- STATED EXERCISE -
Print the data exactly, leaving nothing out.

[Saved entries]
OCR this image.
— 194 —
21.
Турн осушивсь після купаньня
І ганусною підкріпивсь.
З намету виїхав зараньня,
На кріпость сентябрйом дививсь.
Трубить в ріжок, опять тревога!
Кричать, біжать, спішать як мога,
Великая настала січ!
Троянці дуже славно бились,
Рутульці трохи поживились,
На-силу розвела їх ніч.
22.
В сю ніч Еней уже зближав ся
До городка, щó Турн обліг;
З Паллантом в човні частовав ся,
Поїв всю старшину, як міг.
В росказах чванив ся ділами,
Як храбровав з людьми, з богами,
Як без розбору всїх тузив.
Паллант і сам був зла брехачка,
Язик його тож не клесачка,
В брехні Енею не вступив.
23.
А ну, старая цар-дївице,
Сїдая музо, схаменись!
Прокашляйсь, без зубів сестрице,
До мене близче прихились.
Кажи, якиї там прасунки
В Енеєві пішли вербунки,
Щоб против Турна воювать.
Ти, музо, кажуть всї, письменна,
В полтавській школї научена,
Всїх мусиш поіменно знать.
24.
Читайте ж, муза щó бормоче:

- ANSWER FOR THIS EXERCISE -
OCR this image.
— 194 —
21.
Турн осушивсь після купаньня
І ганусною підкріпивсь.
З намету виїхав зараньня,
На кріпость сентябрйом дививсь.
Трубить в ріжок, опять тревога!
Кричать, біжать, спішать як мога,
Великая настала січ!
Троянці дуже славно бились,
Рутульці трохи поживились,
На-силу розвела їх ніч.
22.
В сю ніч Еней уже зближав ся
До городка, щó Турн обліг;
З Паллантом в човні частовав ся,
Поїв всю старшину, як міг.
В росказах чванив ся ділами,
Як храбровав з людьми, з богами,
Як без розбору всїх тузив.
Паллант і сам був зла брехачка,
Язик його тож не клесачка,
В брехні Енею не вступив.
23.
А ну, старая цар-дївице,
Сїдая музо, схаменись!
Прокашляйсь, без зубів сестрице,
До мене близче прихились.
Кажи, якиї там прасунки
В Енеєві пішли вербунки,
Щоб против Турна воювать.
Ти, музо, кажуть всї, письменна,
В полтавській школї научена,
Всїх мусиш поіменно знать.
24.
Читайте ж, муза щó бормоче:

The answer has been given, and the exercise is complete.